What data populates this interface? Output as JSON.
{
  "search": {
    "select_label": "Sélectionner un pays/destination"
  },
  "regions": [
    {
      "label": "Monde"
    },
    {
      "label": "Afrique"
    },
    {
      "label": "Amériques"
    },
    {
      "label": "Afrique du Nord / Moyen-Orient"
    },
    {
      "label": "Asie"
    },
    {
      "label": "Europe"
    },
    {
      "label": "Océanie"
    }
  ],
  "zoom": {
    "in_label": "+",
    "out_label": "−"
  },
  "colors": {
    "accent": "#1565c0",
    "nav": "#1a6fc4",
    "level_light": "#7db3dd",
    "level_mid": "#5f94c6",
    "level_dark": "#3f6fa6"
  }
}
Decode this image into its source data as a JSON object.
---
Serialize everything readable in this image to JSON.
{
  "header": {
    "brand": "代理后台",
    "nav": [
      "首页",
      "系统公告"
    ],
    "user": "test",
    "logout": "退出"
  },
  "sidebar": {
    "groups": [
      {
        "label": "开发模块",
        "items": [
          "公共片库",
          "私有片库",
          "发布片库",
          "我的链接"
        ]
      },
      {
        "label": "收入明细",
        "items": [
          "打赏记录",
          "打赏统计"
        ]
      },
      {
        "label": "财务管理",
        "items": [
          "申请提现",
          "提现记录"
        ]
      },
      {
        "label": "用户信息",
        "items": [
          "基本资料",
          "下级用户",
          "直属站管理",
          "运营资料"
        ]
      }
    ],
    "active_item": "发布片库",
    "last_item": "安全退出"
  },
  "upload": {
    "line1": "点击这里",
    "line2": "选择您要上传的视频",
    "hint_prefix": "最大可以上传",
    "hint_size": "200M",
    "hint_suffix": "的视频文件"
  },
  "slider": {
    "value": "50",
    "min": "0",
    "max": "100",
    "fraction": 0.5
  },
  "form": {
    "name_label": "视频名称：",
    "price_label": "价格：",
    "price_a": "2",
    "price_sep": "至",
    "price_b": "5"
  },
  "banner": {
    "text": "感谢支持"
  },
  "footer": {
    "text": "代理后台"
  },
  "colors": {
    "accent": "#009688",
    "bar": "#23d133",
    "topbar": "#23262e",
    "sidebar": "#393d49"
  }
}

[Objective]:
Please print exactly, and only, the lines from the line with "What data populates" to the line with "Decode this image", both included.

[Result of this exercise]:
What data populates this interface? Output as JSON.
{
  "search": {
    "select_label": "Sélectionner un pays/destination"
  },
  "regions": [
    {
      "label": "Monde"
    },
    {
      "label": "Afrique"
    },
    {
      "label": "Amériques"
    },
    {
      "label": "Afrique du Nord / Moyen-Orient"
    },
    {
      "label": "Asie"
    },
    {
      "label": "Europe"
    },
    {
      "label": "Océanie"
    }
  ],
  "zoom": {
    "in_label": "+",
    "out_label": "−"
  },
  "colors": {
    "accent": "#1565c0",
    "nav": "#1a6fc4",
    "level_light": "#7db3dd",
    "level_mid": "#5f94c6",
    "level_dark": "#3f6fa6"
  }
}
Decode this image into its source data as a JSON object.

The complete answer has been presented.